▶ THE REQUEST: Leave out the pictures and reproduce all of the data exactly.

▶ RECORDS FOR THE TASK:
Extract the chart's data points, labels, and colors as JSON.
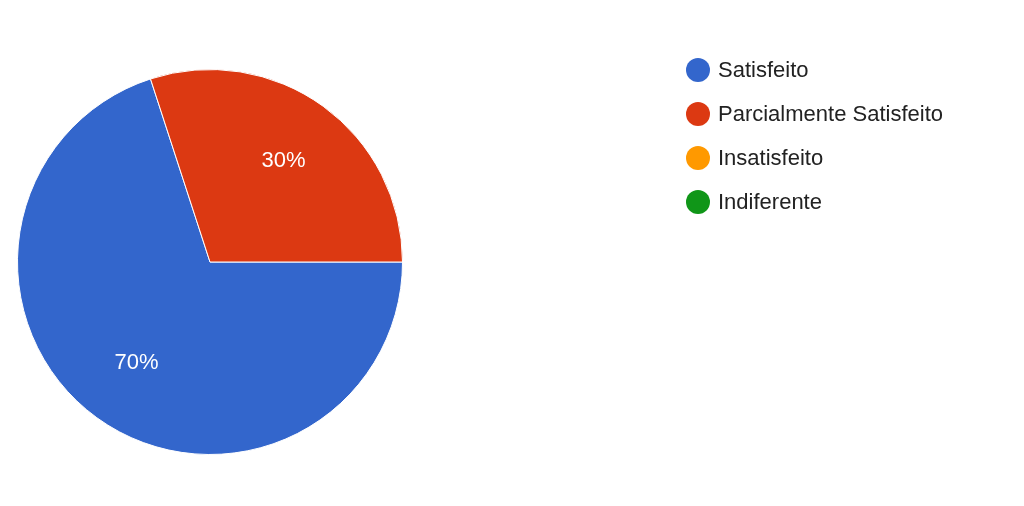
{
  "chart_data": {
    "type": "pie",
    "categories": [
      "Satisfeito",
      "Parcialmente Satisfeito",
      "Insatisfeito",
      "Indiferente"
    ],
    "values": [
      70,
      30,
      0,
      0
    ],
    "colors": [
      "#3366cc",
      "#dc3912",
      "#ff9900",
      "#109618"
    ],
    "value_labels": [
      "70%",
      "30%",
      null,
      null
    ],
    "legend": "top right"
  }
}
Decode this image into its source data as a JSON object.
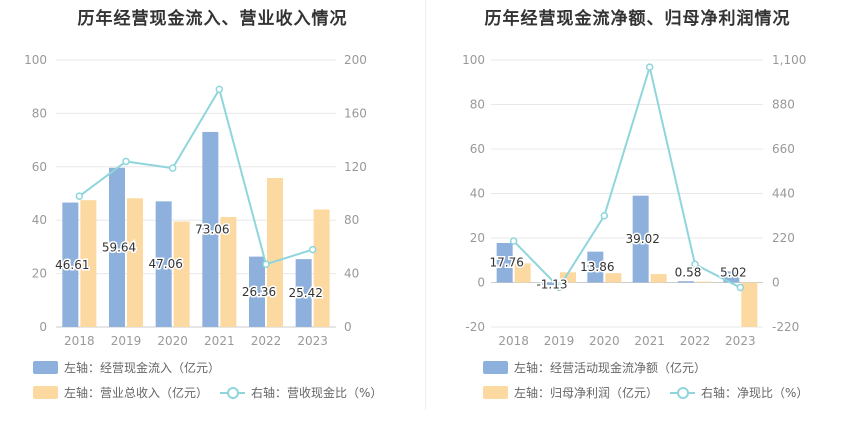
{
  "colors": {
    "bar1": "#8eb0dc",
    "bar2": "#fcd9a0",
    "line": "#8fd6dc",
    "grid": "#e8e8e8",
    "axis_text": "#999999"
  },
  "chart_data": [
    {
      "type": "bar",
      "title": "历年经营现金流入、营业收入情况",
      "categories": [
        "2018",
        "2019",
        "2020",
        "2021",
        "2022",
        "2023"
      ],
      "left_axis": {
        "ylim": [
          0,
          100
        ],
        "ticks": [
          "0",
          "20",
          "40",
          "60",
          "80",
          "100"
        ]
      },
      "right_axis": {
        "ylim": [
          0,
          200
        ],
        "ticks": [
          "0",
          "40",
          "80",
          "120",
          "160",
          "200"
        ]
      },
      "series": [
        {
          "name": "左轴：经营现金流入（亿元）",
          "axis": "left",
          "kind": "bar",
          "values": [
            46.61,
            59.64,
            47.06,
            73.06,
            26.36,
            25.42
          ],
          "labels": [
            "46.61",
            "59.64",
            "47.06",
            "73.06",
            "26.36",
            "25.42"
          ]
        },
        {
          "name": "左轴：营业总收入（亿元）",
          "axis": "left",
          "kind": "bar",
          "values": [
            47.5,
            48.2,
            39.5,
            41.2,
            55.8,
            44.0
          ]
        },
        {
          "name": "右轴：营收现金比（%）",
          "axis": "right",
          "kind": "line",
          "values": [
            98,
            124,
            119,
            178,
            47,
            58
          ]
        }
      ]
    },
    {
      "type": "bar",
      "title": "历年经营现金流净额、归母净利润情况",
      "categories": [
        "2018",
        "2019",
        "2020",
        "2021",
        "2022",
        "2023"
      ],
      "left_axis": {
        "ylim": [
          -20,
          100
        ],
        "ticks": [
          "-20",
          "0",
          "20",
          "40",
          "60",
          "80",
          "100"
        ]
      },
      "right_axis": {
        "ylim": [
          -220,
          1100
        ],
        "ticks": [
          "-220",
          "0",
          "220",
          "440",
          "660",
          "880",
          "1,100"
        ]
      },
      "series": [
        {
          "name": "左轴：经营活动现金流净额（亿元）",
          "axis": "left",
          "kind": "bar",
          "values": [
            17.76,
            -1.13,
            13.86,
            39.02,
            0.58,
            5.02
          ],
          "labels": [
            "17.76",
            "-1.13",
            "13.86",
            "39.02",
            "0.58",
            "5.02"
          ]
        },
        {
          "name": "左轴：归母净利润（亿元）",
          "axis": "left",
          "kind": "bar",
          "values": [
            8.6,
            4.6,
            4.2,
            3.8,
            0.4,
            -20.0
          ]
        },
        {
          "name": "右轴：净现比（%）",
          "axis": "right",
          "kind": "line",
          "values": [
            205,
            -24,
            330,
            1065,
            90,
            -25
          ]
        }
      ]
    }
  ]
}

▶ ANSWER TO THIS PROBLEM:
Extract the chart's data points, labels, and colors as JSON.
{
  "chart_data": {
    "type": "pie",
    "categories": [
      "Satisfeito",
      "Parcialmente Satisfeito",
      "Insatisfeito",
      "Indiferente"
    ],
    "values": [
      70,
      30,
      0,
      0
    ],
    "colors": [
      "#3366cc",
      "#dc3912",
      "#ff9900",
      "#109618"
    ],
    "value_labels": [
      "70%",
      "30%",
      null,
      null
    ],
    "legend": "top right"
  }
}
Decode this image into its source data as a JSON object.
{
  "colors": {
    "bar1": "#8eb0dc",
    "bar2": "#fcd9a0",
    "line": "#8fd6dc",
    "grid": "#e8e8e8",
    "axis_text": "#999999"
  },
  "chart_data": [
    {
      "type": "bar",
      "title": "历年经营现金流入、营业收入情况",
      "categories": [
        "2018",
        "2019",
        "2020",
        "2021",
        "2022",
        "2023"
      ],
      "left_axis": {
        "ylim": [
          0,
          100
        ],
        "ticks": [
          "0",
          "20",
          "40",
          "60",
          "80",
          "100"
        ]
      },
      "right_axis": {
        "ylim": [
          0,
          200
        ],
        "ticks": [
          "0",
          "40",
          "80",
          "120",
          "160",
          "200"
        ]
      },
      "series": [
        {
          "name": "左轴：经营现金流入（亿元）",
          "axis": "left",
          "kind": "bar",
          "values": [
            46.61,
            59.64,
            47.06,
            73.06,
            26.36,
            25.42
          ],
          "labels": [
            "46.61",
            "59.64",
            "47.06",
            "73.06",
            "26.36",
            "25.42"
          ]
        },
        {
          "name": "左轴：营业总收入（亿元）",
          "axis": "left",
          "kind": "bar",
          "values": [
            47.5,
            48.2,
            39.5,
            41.2,
            55.8,
            44.0
          ]
        },
        {
          "name": "右轴：营收现金比（%）",
          "axis": "right",
          "kind": "line",
          "values": [
            98,
            124,
            119,
            178,
            47,
            58
          ]
        }
      ]
    },
    {
      "type": "bar",
      "title": "历年经营现金流净额、归母净利润情况",
      "categories": [
        "2018",
        "2019",
        "2020",
        "2021",
        "2022",
        "2023"
      ],
      "left_axis": {
        "ylim": [
          -20,
          100
        ],
        "ticks": [
          "-20",
          "0",
          "20",
          "40",
          "60",
          "80",
          "100"
        ]
      },
      "right_axis": {
        "ylim": [
          -220,
          1100
        ],
        "ticks": [
          "-220",
          "0",
          "220",
          "440",
          "660",
          "880",
          "1,100"
        ]
      },
      "series": [
        {
          "name": "左轴：经营活动现金流净额（亿元）",
          "axis": "left",
          "kind": "bar",
          "values": [
            17.76,
            -1.13,
            13.86,
            39.02,
            0.58,
            5.02
          ],
          "labels": [
            "17.76",
            "-1.13",
            "13.86",
            "39.02",
            "0.58",
            "5.02"
          ]
        },
        {
          "name": "左轴：归母净利润（亿元）",
          "axis": "left",
          "kind": "bar",
          "values": [
            8.6,
            4.6,
            4.2,
            3.8,
            0.4,
            -20.0
          ]
        },
        {
          "name": "右轴：净现比（%）",
          "axis": "right",
          "kind": "line",
          "values": [
            205,
            -24,
            330,
            1065,
            90,
            -25
          ]
        }
      ]
    }
  ]
}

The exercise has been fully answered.